* start RECORDS FOR THE EXERCISE *

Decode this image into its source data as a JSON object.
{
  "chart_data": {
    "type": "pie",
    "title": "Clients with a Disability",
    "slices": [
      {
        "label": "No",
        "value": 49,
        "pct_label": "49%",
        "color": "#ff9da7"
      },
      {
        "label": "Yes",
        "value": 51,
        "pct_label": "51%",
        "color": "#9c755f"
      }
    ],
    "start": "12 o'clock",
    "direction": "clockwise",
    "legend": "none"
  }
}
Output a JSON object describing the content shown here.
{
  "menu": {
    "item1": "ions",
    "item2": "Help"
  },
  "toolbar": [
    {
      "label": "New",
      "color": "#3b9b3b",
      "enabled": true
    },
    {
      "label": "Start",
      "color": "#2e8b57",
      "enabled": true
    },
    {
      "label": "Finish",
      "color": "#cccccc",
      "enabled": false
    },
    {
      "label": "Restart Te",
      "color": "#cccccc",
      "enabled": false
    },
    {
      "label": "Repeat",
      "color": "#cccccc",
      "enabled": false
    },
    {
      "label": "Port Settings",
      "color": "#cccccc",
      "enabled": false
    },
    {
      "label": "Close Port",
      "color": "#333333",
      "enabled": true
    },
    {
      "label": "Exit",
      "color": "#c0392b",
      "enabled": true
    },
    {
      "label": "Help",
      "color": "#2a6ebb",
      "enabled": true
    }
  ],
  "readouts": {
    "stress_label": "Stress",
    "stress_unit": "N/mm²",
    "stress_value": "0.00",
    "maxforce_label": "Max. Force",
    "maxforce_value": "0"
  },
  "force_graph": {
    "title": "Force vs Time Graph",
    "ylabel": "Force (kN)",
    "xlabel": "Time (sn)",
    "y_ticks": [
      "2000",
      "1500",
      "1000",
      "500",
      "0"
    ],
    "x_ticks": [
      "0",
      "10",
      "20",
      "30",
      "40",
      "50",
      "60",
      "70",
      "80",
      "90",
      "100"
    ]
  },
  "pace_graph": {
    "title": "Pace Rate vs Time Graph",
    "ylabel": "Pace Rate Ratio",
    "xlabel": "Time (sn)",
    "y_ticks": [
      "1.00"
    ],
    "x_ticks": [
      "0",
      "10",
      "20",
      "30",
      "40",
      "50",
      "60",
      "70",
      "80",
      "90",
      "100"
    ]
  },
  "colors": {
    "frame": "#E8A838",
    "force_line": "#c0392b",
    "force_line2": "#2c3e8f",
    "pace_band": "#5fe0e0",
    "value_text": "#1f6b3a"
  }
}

* end RECORDS FOR THE EXERCISE *

Keep only the lines that hold the string "ylabel", and copy them out.

> [CORRECT OUTPUT]:
    "ylabel": "Force (kN)",
    "ylabel": "Pace Rate Ratio",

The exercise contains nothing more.